The sample code provided here has implementations for JDBC thin (oracle.cons.jbo.server.ProxyAuthConnectionPoolManager) and OCI drivers (oracle.cons.jbo.server.OCIProxyAuthConnectionPoolManager) that check whether a user object is present in the session scope (using ADFContext). This user object has to be of the supplied class oracle.cons.adf.view.ProxyAuthUser, which contains the current end users username and password. The ConnectionPoolManager implementations will then use these parameters to open a proxy session on top of the default connection retrieved from the connection pool. To complete the suite, the jarfile also contains a very simple backing bean you can integrate in your JSF login page for storing a ProxyAuthUser instance in the session.
So, to get started with this sample, you have to perform the following steps:
- create a new project in JDeveloper
- download this jarfile and add it as a library in your projects properties
- create a database connection to use for this ADF project, based on the ANY_DOG database user you created using the SQL statements above
- create a new View Object, based on the following query:
SELECT USER REAL_USER, SYS_CONTEXT('USERENV', 'PROXY_USER') PROXY_USER FROM DUAL - create a new Application Module and add the VO to it
- create a login page with two input fields, which you bind to the username and password properties of a backing bean of class oracle.cons.adf.view.bean.ProxyAuthUserLoginBean. also add a login button and bind it to the performProxyUserLogin action method of the login bean
- create a second page on which you drag and drop the view object we created as a read-only form. This will allow you to check the actual user and proxy user for your database connection.

----------------------------------------

Please reproduce everything in the proxy authentication excerpt from "The sample code" down to "in the session.", character for character.

----------------------------------------

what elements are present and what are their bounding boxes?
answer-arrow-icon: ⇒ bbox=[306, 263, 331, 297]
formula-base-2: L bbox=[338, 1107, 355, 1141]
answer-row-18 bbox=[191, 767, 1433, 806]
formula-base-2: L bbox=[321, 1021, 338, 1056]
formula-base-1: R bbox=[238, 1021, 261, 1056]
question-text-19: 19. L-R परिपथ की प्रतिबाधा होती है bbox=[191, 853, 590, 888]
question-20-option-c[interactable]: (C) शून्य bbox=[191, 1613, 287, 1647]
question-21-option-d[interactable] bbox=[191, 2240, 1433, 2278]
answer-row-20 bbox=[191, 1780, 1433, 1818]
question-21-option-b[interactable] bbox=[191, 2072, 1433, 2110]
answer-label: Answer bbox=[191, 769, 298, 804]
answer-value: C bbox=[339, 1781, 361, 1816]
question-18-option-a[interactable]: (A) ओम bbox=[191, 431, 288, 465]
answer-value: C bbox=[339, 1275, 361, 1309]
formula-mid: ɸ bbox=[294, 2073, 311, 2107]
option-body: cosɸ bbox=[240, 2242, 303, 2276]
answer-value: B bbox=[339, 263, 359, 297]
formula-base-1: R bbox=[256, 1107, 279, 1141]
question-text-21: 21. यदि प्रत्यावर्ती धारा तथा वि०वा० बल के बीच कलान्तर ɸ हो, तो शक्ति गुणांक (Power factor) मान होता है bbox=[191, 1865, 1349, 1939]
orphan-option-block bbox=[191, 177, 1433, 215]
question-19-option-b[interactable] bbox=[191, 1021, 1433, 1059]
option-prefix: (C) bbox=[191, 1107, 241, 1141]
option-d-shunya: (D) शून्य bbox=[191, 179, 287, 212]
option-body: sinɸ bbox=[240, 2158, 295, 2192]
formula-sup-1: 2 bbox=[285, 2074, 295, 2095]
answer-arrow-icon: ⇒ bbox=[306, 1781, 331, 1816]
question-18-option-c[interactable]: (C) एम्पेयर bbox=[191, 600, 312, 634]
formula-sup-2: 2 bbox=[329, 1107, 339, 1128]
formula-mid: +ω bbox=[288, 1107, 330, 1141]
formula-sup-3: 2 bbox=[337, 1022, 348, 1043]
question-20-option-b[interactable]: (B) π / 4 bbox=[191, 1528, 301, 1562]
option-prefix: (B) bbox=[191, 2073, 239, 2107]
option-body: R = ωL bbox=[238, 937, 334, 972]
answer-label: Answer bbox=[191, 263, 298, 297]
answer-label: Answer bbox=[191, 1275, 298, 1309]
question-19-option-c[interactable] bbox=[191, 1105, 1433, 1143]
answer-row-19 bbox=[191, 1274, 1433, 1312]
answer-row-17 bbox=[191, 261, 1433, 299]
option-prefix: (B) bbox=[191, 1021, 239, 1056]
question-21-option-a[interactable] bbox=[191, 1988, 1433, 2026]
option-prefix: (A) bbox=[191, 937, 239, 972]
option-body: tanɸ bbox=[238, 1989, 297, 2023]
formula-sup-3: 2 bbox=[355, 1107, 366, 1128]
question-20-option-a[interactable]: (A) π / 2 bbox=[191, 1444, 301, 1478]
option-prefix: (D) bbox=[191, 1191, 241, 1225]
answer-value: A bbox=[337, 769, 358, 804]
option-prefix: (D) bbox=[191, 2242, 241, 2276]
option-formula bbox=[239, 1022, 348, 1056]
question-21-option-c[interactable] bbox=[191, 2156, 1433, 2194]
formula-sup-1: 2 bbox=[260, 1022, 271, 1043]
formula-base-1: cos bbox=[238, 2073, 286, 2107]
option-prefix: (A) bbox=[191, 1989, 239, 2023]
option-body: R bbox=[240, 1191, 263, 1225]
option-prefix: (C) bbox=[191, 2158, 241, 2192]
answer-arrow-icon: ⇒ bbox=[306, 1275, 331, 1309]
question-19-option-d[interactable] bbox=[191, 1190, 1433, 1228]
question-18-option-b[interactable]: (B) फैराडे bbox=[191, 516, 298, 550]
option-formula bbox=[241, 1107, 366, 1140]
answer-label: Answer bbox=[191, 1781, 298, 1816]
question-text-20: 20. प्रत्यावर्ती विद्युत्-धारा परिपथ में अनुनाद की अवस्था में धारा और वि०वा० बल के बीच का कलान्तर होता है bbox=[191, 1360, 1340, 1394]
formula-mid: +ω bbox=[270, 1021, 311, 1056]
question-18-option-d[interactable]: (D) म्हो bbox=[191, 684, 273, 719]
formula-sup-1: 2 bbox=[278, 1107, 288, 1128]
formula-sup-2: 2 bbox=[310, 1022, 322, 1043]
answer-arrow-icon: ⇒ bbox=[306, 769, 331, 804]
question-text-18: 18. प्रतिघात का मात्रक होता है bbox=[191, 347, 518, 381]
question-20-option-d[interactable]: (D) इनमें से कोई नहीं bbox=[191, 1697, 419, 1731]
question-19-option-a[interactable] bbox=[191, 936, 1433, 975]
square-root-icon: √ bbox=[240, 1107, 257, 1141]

----------------------------------------

* _Exercise result_:
The sample code provided here has implementations for JDBC thin (oracle.cons.jbo.server.ProxyAuthConnectionPoolManager) and OCI drivers (oracle.cons.jbo.server.OCIProxyAuthConnectionPoolManager) that check whether a user object is present in the session scope (using ADFContext). This user object has to be of the supplied class oracle.cons.adf.view.ProxyAuthUser, which contains the current end users username and password. The ConnectionPoolManager implementations will then use these parameters to open a proxy session on top of the default connection retrieved from the connection pool. To complete the suite, the jarfile also contains a very simple backing bean you can integrate in your JSF login page for storing a ProxyAuthUser instance in the session.